STATED EXERCISE: Leave out the pictures, then reproduce the rest of the material exactly.

──────── MATERIAL SHOWN ────────

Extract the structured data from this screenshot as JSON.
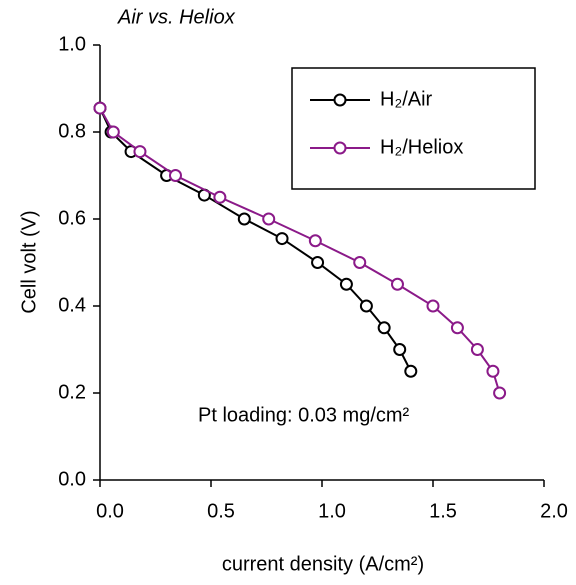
{
  "chart_data": {
    "type": "line",
    "title": "Air vs. Heliox",
    "x_label": "current density (A/cm²)",
    "y_label": "Cell volt (V)",
    "annotation": "Pt loading: 0.03 mg/cm²",
    "xlim": [
      0,
      2
    ],
    "ylim": [
      0,
      1
    ],
    "xticks": [
      {
        "value": 0,
        "label": "0.0"
      },
      {
        "value": 0.5,
        "label": "0.5"
      },
      {
        "value": 1,
        "label": "1.0"
      },
      {
        "value": 1.5,
        "label": "1.5"
      },
      {
        "value": 2,
        "label": "2.0"
      }
    ],
    "yticks": [
      {
        "value": 0,
        "label": "0.0"
      },
      {
        "value": 0.2,
        "label": "0.2"
      },
      {
        "value": 0.4,
        "label": "0.4"
      },
      {
        "value": 0.6,
        "label": "0.6"
      },
      {
        "value": 0.8,
        "label": "0.8"
      },
      {
        "value": 1,
        "label": "1.0"
      }
    ],
    "grid": false,
    "legend": "upper right",
    "series": [
      {
        "name": "H₂/Air",
        "color": "#000000",
        "x": [
          0.0,
          0.05,
          0.14,
          0.3,
          0.47,
          0.65,
          0.82,
          0.98,
          1.11,
          1.2,
          1.28,
          1.35,
          1.4
        ],
        "values": [
          0.855,
          0.8,
          0.755,
          0.7,
          0.655,
          0.6,
          0.555,
          0.5,
          0.45,
          0.4,
          0.35,
          0.3,
          0.25
        ]
      },
      {
        "name": "H₂/Heliox",
        "color": "#8b1a89",
        "x": [
          0.0,
          0.06,
          0.18,
          0.34,
          0.54,
          0.76,
          0.97,
          1.17,
          1.34,
          1.5,
          1.61,
          1.7,
          1.77,
          1.8
        ],
        "values": [
          0.855,
          0.8,
          0.755,
          0.7,
          0.65,
          0.6,
          0.55,
          0.5,
          0.45,
          0.4,
          0.35,
          0.3,
          0.25,
          0.2
        ]
      }
    ]
  }
}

────────

COMPLETED EXERCISE:
Extract the structured data from this screenshot as JSON.
{
  "chart_data": {
    "type": "line",
    "title": "Air vs. Heliox",
    "x_label": "current density (A/cm²)",
    "y_label": "Cell volt (V)",
    "annotation": "Pt loading: 0.03 mg/cm²",
    "xlim": [
      0,
      2
    ],
    "ylim": [
      0,
      1
    ],
    "xticks": [
      {
        "value": 0,
        "label": "0.0"
      },
      {
        "value": 0.5,
        "label": "0.5"
      },
      {
        "value": 1,
        "label": "1.0"
      },
      {
        "value": 1.5,
        "label": "1.5"
      },
      {
        "value": 2,
        "label": "2.0"
      }
    ],
    "yticks": [
      {
        "value": 0,
        "label": "0.0"
      },
      {
        "value": 0.2,
        "label": "0.2"
      },
      {
        "value": 0.4,
        "label": "0.4"
      },
      {
        "value": 0.6,
        "label": "0.6"
      },
      {
        "value": 0.8,
        "label": "0.8"
      },
      {
        "value": 1,
        "label": "1.0"
      }
    ],
    "grid": false,
    "legend": "upper right",
    "series": [
      {
        "name": "H₂/Air",
        "color": "#000000",
        "x": [
          0.0,
          0.05,
          0.14,
          0.3,
          0.47,
          0.65,
          0.82,
          0.98,
          1.11,
          1.2,
          1.28,
          1.35,
          1.4
        ],
        "values": [
          0.855,
          0.8,
          0.755,
          0.7,
          0.655,
          0.6,
          0.555,
          0.5,
          0.45,
          0.4,
          0.35,
          0.3,
          0.25
        ]
      },
      {
        "name": "H₂/Heliox",
        "color": "#8b1a89",
        "x": [
          0.0,
          0.06,
          0.18,
          0.34,
          0.54,
          0.76,
          0.97,
          1.17,
          1.34,
          1.5,
          1.61,
          1.7,
          1.77,
          1.8
        ],
        "values": [
          0.855,
          0.8,
          0.755,
          0.7,
          0.65,
          0.6,
          0.55,
          0.5,
          0.45,
          0.4,
          0.35,
          0.3,
          0.25,
          0.2
        ]
      }
    ]
  }
}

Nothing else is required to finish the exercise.